[WRITTEN EXERCISE] Copy out all lines with the word "name" in them.

(Dataset rows)
++++
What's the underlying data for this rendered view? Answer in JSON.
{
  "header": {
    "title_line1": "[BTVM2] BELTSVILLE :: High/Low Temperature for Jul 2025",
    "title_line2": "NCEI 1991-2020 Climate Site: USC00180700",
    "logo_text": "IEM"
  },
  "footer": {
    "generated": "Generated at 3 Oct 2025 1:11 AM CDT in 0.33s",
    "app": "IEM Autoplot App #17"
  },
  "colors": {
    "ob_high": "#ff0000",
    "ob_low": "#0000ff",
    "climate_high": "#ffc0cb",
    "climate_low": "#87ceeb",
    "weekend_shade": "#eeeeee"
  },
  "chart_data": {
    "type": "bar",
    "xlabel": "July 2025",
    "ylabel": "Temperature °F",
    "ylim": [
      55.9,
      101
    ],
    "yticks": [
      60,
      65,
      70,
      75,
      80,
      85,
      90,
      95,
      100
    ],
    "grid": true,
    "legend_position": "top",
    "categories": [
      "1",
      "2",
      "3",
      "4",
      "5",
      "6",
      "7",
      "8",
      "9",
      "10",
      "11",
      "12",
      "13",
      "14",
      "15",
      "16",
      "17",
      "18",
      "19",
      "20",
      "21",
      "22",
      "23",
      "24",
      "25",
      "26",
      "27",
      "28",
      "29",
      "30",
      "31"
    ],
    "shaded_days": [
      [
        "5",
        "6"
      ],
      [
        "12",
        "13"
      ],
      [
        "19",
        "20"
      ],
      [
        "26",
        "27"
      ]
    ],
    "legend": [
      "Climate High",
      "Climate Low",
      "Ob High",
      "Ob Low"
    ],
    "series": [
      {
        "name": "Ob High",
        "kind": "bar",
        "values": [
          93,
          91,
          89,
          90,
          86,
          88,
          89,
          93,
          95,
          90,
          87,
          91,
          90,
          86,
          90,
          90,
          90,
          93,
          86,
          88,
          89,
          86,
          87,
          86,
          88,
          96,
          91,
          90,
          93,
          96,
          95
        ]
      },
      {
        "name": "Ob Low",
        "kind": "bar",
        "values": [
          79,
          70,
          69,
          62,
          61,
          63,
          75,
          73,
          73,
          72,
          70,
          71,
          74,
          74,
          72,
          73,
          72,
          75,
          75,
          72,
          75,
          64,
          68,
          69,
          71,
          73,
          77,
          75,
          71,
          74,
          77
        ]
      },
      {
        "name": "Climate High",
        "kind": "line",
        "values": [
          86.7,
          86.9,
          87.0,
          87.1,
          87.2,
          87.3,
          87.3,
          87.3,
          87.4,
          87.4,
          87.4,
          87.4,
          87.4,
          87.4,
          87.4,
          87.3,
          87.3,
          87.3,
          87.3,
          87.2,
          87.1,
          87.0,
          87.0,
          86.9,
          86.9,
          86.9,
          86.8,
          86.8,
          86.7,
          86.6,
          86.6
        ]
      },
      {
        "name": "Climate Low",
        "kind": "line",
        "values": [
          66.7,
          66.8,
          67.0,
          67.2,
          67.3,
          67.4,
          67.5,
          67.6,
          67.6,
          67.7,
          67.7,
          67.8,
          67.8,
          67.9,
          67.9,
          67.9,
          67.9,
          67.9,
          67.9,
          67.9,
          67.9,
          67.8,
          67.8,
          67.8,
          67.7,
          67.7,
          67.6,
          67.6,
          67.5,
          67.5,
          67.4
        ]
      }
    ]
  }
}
++++
[PROBLEM SOLUTION]
        "name": "Ob High",
        "name": "Ob Low",
        "name": "Climate High",
        "name": "Climate Low",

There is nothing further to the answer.